Aim:
Every line must be returned precisely as it is written.

---------- Source records ----------

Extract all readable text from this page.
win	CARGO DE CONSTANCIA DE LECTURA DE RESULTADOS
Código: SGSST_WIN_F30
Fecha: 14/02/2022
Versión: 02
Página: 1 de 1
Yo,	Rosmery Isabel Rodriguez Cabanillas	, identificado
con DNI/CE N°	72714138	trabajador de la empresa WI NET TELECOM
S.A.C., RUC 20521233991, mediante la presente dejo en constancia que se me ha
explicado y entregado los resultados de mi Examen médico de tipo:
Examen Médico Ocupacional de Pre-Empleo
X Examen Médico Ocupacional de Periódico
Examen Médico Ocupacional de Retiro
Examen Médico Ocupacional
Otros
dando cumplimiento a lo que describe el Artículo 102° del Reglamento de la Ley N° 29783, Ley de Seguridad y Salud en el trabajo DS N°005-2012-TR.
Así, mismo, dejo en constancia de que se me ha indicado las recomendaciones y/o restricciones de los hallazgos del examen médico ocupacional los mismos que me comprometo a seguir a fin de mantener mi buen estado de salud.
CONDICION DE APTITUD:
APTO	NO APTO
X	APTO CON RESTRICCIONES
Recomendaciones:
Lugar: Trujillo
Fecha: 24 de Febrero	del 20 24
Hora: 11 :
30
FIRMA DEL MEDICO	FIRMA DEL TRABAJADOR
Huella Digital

----------

Exercise result:
Extract all readable text from this page.
win	CARGO DE CONSTANCIA DE LECTURA DE RESULTADOS
Código: SGSST_WIN_F30
Fecha: 14/02/2022
Versión: 02
Página: 1 de 1
Yo,	Rosmery Isabel Rodriguez Cabanillas	, identificado
con DNI/CE N°	72714138	trabajador de la empresa WI NET TELECOM
S.A.C., RUC 20521233991, mediante la presente dejo en constancia que se me ha
explicado y entregado los resultados de mi Examen médico de tipo:
Examen Médico Ocupacional de Pre-Empleo
X Examen Médico Ocupacional de Periódico
Examen Médico Ocupacional de Retiro
Examen Médico Ocupacional
Otros
dando cumplimiento a lo que describe el Artículo 102° del Reglamento de la Ley N° 29783, Ley de Seguridad y Salud en el trabajo DS N°005-2012-TR.
Así, mismo, dejo en constancia de que se me ha indicado las recomendaciones y/o restricciones de los hallazgos del examen médico ocupacional los mismos que me comprometo a seguir a fin de mantener mi buen estado de salud.
CONDICION DE APTITUD:
APTO	NO APTO
X	APTO CON RESTRICCIONES
Recomendaciones:
Lugar: Trujillo
Fecha: 24 de Febrero	del 20 24
Hora: 11 :
30
FIRMA DEL MEDICO	FIRMA DEL TRABAJADOR
Huella Digital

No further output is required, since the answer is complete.